== Given entries ==
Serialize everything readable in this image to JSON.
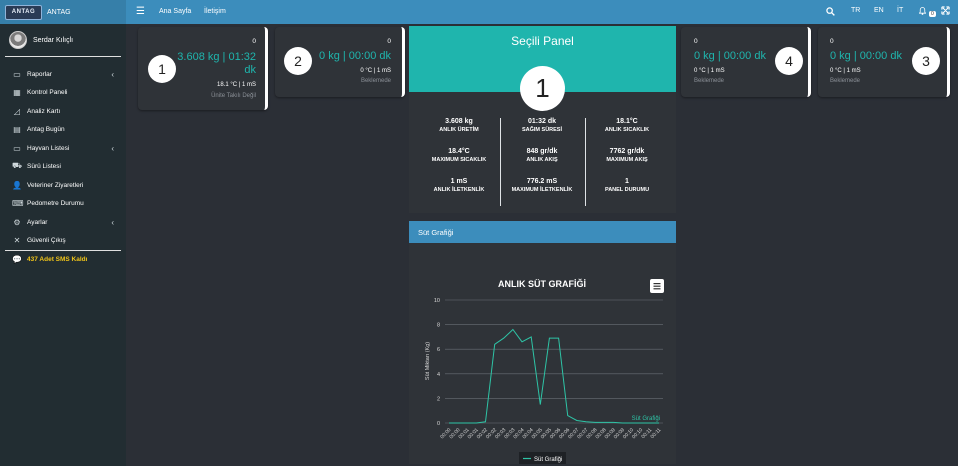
{
  "header": {
    "brand_logo_text": "ANTAG",
    "brand_name": "ANTAG",
    "nav": [
      "Ana Sayfa",
      "İletişim"
    ],
    "languages": [
      "TR",
      "EN",
      "İT"
    ],
    "notification_count": "0"
  },
  "sidebar": {
    "user_name": "Serdar Kılıçlı",
    "items": [
      {
        "label": "Raporlar",
        "icon": "report-icon",
        "has_submenu": true
      },
      {
        "label": "Kontrol Paneli",
        "icon": "grid-icon",
        "has_submenu": false
      },
      {
        "label": "Analiz Kartı",
        "icon": "area-chart-icon",
        "has_submenu": false
      },
      {
        "label": "Antag Bugün",
        "icon": "calendar-icon",
        "has_submenu": false
      },
      {
        "label": "Hayvan Listesi",
        "icon": "list-icon",
        "has_submenu": true
      },
      {
        "label": "Sürü Listesi",
        "icon": "truck-icon",
        "has_submenu": false
      },
      {
        "label": "Veteriner Ziyaretleri",
        "icon": "user-icon",
        "has_submenu": false
      },
      {
        "label": "Pedometre Durumu",
        "icon": "keyboard-icon",
        "has_submenu": false
      },
      {
        "label": "Ayarlar",
        "icon": "cogs-icon",
        "has_submenu": true
      },
      {
        "label": "Güvenli Çıkış",
        "icon": "close-icon",
        "has_submenu": false
      }
    ],
    "sms_label": "437 Adet SMS Kaldı"
  },
  "panels": [
    {
      "number": "1",
      "count": "0",
      "value": "3.608 kg | 01:32 dk",
      "temp": "18.1 °C | 1 mS",
      "status": "Ünite Takılı Değil"
    },
    {
      "number": "2",
      "count": "0",
      "value": "0 kg | 00:00 dk",
      "temp": "0 °C | 1 mS",
      "status": "Beklemede"
    },
    {
      "number": "4",
      "count": "0",
      "value": "0 kg | 00:00 dk",
      "temp": "0 °C | 1 mS",
      "status": "Beklemede"
    },
    {
      "number": "3",
      "count": "0",
      "value": "0 kg | 00:00 dk",
      "temp": "0 °C | 1 mS",
      "status": "Beklemede"
    }
  ],
  "selected_panel": {
    "title": "Seçili Panel",
    "number": "1",
    "stats": [
      {
        "value": "3.608 kg",
        "label": "ANLIK ÜRETİM"
      },
      {
        "value": "01:32 dk",
        "label": "SAĞIM SÜRESİ"
      },
      {
        "value": "18.1°C",
        "label": "ANLIK SICAKLIK"
      },
      {
        "value": "18.4°C",
        "label": "MAXIMUM SICAKLIK"
      },
      {
        "value": "848 gr/dk",
        "label": "ANLIK AKIŞ"
      },
      {
        "value": "7762 gr/dk",
        "label": "MAXIMUM AKIŞ"
      },
      {
        "value": "1 mS",
        "label": "ANLIK İLETKENLİK"
      },
      {
        "value": "776.2 mS",
        "label": "MAXIMUM İLETKENLİK"
      },
      {
        "value": "1",
        "label": "PANEL DURUMU"
      }
    ]
  },
  "chart_section": {
    "heading": "Süt Grafiği"
  },
  "chart_data": {
    "type": "line",
    "title": "ANLIK SÜT GRAFİĞİ",
    "ylabel": "Süt Miktarı (Kg)",
    "xlabel": "",
    "ylim": [
      0,
      10
    ],
    "yticks": [
      0,
      2,
      4,
      6,
      8,
      10
    ],
    "grid": true,
    "legend_position": "bottom",
    "line_color": "#2ec4a6",
    "x": [
      "00:00",
      "00:00",
      "00:01",
      "00:01",
      "00:02",
      "00:02",
      "00:03",
      "00:03",
      "00:04",
      "00:04",
      "00:05",
      "00:05",
      "00:06",
      "00:06",
      "00:07",
      "00:07",
      "00:08",
      "00:08",
      "00:09",
      "00:09",
      "00:10",
      "00:10",
      "00:11",
      "00:11"
    ],
    "series": [
      {
        "name": "Süt Grafiği",
        "values": [
          0,
          0,
          0,
          0,
          0.1,
          6.4,
          6.9,
          7.6,
          6.6,
          7.0,
          1.5,
          6.9,
          6.9,
          0.6,
          0.2,
          0.1,
          0.05,
          0.05,
          0.05,
          0,
          0,
          0,
          0,
          0
        ]
      }
    ]
  }
}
===
• [Aim of the task]: Copy out every line holding the string "Listesi".

• [Response to this task]:
        "label": "Hayvan Listesi",
        "label": "Sürü Listesi",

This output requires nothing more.